• **SET PROBLEM**
Every line with the word "were" in it should be extracted from the data that follows.

• **LISTING**

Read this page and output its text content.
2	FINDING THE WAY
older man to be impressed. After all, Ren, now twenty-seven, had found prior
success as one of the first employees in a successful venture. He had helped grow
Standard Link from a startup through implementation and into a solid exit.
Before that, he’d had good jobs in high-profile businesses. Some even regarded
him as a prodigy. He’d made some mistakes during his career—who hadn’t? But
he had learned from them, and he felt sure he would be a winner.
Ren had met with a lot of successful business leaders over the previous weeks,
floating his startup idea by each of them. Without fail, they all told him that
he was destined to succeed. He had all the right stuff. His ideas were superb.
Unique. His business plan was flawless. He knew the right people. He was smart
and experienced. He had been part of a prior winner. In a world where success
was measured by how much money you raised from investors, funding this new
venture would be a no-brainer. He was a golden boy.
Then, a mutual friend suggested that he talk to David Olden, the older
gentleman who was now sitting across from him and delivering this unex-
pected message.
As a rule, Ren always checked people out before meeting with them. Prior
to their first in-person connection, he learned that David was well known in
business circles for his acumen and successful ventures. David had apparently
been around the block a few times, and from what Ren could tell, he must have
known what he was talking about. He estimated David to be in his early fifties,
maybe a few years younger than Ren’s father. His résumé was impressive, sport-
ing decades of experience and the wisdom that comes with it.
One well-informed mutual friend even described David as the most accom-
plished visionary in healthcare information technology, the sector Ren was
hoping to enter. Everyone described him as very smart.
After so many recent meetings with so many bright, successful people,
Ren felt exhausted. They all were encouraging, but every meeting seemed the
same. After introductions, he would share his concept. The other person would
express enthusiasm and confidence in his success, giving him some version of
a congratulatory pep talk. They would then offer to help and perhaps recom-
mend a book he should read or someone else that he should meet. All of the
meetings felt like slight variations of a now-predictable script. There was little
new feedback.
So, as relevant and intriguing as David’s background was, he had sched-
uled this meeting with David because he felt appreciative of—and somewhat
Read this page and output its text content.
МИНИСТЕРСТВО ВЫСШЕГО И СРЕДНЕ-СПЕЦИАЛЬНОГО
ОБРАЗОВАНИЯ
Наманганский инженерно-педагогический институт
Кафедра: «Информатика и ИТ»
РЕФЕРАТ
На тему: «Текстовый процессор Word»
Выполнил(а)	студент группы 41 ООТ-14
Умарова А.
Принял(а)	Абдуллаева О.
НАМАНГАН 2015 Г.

• **RESPONSE FOR THIS EXERCISE**
he was destined to succeed. He had all the right stuff. His ideas were superb.
Ren felt exhausted. They all were encouraging, but every meeting seemed the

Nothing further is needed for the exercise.